Raw records:
BEGIN

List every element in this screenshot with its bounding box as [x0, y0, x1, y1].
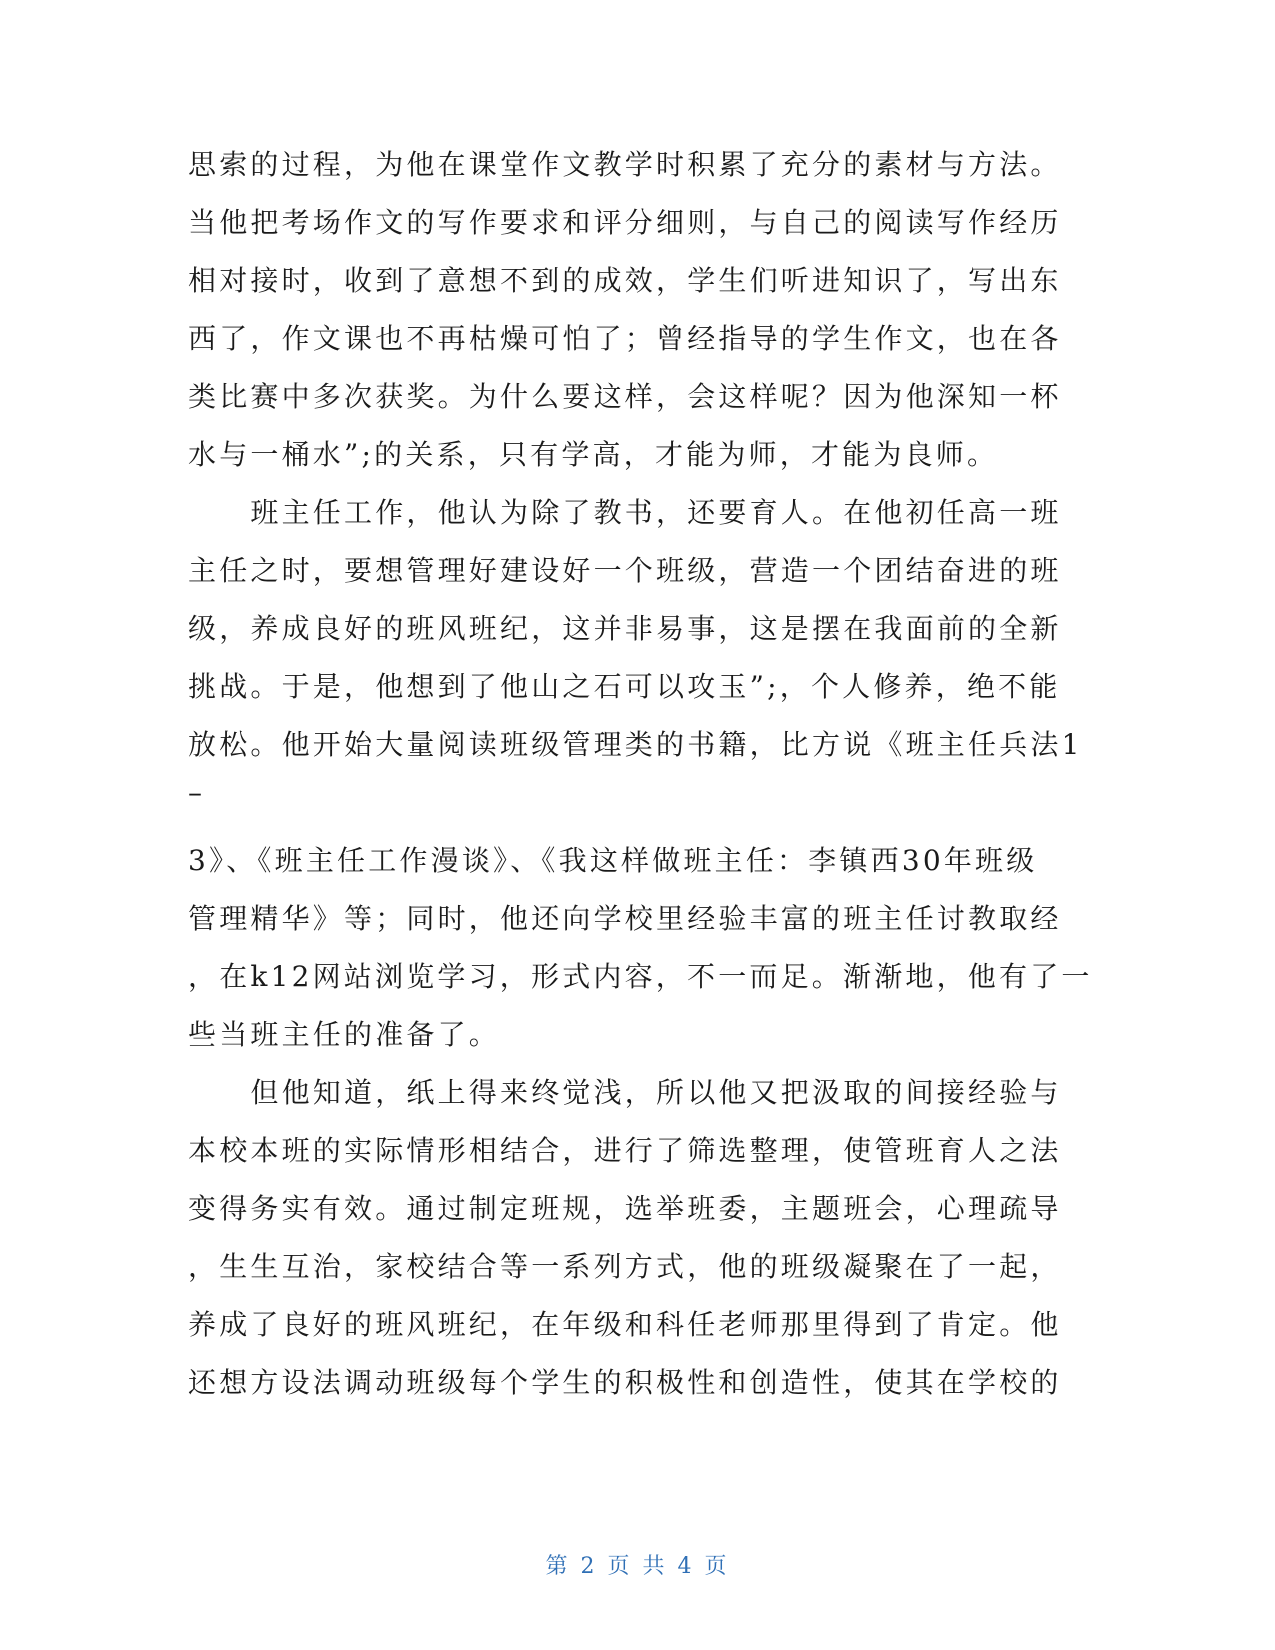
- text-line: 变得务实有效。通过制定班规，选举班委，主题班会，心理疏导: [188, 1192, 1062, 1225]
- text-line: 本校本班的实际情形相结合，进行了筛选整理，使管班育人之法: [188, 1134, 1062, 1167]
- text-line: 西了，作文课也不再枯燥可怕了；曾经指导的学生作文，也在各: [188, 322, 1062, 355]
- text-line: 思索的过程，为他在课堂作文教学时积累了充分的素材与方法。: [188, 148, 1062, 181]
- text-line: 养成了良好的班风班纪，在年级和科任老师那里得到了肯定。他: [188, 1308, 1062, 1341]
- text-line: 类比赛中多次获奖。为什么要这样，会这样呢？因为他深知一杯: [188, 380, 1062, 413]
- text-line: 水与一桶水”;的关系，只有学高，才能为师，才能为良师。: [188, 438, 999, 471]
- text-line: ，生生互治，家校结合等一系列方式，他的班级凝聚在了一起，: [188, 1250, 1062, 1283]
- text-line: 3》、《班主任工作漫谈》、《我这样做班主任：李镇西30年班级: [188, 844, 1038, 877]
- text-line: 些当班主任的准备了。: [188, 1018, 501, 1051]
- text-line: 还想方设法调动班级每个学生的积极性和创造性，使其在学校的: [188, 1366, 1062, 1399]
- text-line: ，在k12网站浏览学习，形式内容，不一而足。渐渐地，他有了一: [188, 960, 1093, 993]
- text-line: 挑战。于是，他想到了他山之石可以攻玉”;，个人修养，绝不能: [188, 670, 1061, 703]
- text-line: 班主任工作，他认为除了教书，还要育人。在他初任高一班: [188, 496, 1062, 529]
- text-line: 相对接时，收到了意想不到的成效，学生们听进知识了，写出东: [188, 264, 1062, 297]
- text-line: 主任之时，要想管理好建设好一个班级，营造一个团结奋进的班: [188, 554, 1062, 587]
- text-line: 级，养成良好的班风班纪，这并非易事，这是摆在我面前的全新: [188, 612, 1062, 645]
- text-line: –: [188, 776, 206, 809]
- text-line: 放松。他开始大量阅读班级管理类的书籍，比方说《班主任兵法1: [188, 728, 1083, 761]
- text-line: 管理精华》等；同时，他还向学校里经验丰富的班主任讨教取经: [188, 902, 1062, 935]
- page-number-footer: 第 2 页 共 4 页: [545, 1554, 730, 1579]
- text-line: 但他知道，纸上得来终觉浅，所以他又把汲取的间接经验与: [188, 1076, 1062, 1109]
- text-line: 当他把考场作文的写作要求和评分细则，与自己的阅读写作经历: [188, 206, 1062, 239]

END

Rewrite the data above as a numbered list, leaving out any blank lines and the picture.

1. List every element in this screenshot with its bounding box as [x0, y0, x1, y1].
2. - text-line: 变得务实有效。通过制定班规，选举班委，主题班会，心理疏导: [188, 1192, 1062, 1225]
3. - text-line: 本校本班的实际情形相结合，进行了筛选整理，使管班育人之法: [188, 1134, 1062, 1167]
4. - text-line: 西了，作文课也不再枯燥可怕了；曾经指导的学生作文，也在各: [188, 322, 1062, 355]
5. - text-line: 思索的过程，为他在课堂作文教学时积累了充分的素材与方法。: [188, 148, 1062, 181]
6. - text-line: 养成了良好的班风班纪，在年级和科任老师那里得到了肯定。他: [188, 1308, 1062, 1341]
7. - text-line: 类比赛中多次获奖。为什么要这样，会这样呢？因为他深知一杯: [188, 380, 1062, 413]
8. - text-line: 水与一桶水”;的关系，只有学高，才能为师，才能为良师。: [188, 438, 999, 471]
9. - text-line: ，生生互治，家校结合等一系列方式，他的班级凝聚在了一起，: [188, 1250, 1062, 1283]
10. - text-line: 3》、《班主任工作漫谈》、《我这样做班主任：李镇西30年班级: [188, 844, 1038, 877]
11. - text-line: 些当班主任的准备了。: [188, 1018, 501, 1051]
12. - text-line: 还想方设法调动班级每个学生的积极性和创造性，使其在学校的: [188, 1366, 1062, 1399]
13. - text-line: ，在k12网站浏览学习，形式内容，不一而足。渐渐地，他有了一: [188, 960, 1093, 993]
14. - text-line: 挑战。于是，他想到了他山之石可以攻玉”;，个人修养，绝不能: [188, 670, 1061, 703]
15. - text-line: 班主任工作，他认为除了教书，还要育人。在他初任高一班: [188, 496, 1062, 529]
16. - text-line: 相对接时，收到了意想不到的成效，学生们听进知识了，写出东: [188, 264, 1062, 297]
17. - text-line: 主任之时，要想管理好建设好一个班级，营造一个团结奋进的班: [188, 554, 1062, 587]
18. - text-line: 级，养成良好的班风班纪，这并非易事，这是摆在我面前的全新: [188, 612, 1062, 645]
19. - text-line: –: [188, 776, 206, 809]
20. - text-line: 放松。他开始大量阅读班级管理类的书籍，比方说《班主任兵法1: [188, 728, 1083, 761]
21. - text-line: 管理精华》等；同时，他还向学校里经验丰富的班主任讨教取经: [188, 902, 1062, 935]
22. - page-number-footer: 第 2 页 共 4 页: [545, 1554, 730, 1579]
23. - text-line: 但他知道，纸上得来终觉浅，所以他又把汲取的间接经验与: [188, 1076, 1062, 1109]
24. - text-line: 当他把考场作文的写作要求和评分细则，与自己的阅读写作经历: [188, 206, 1062, 239]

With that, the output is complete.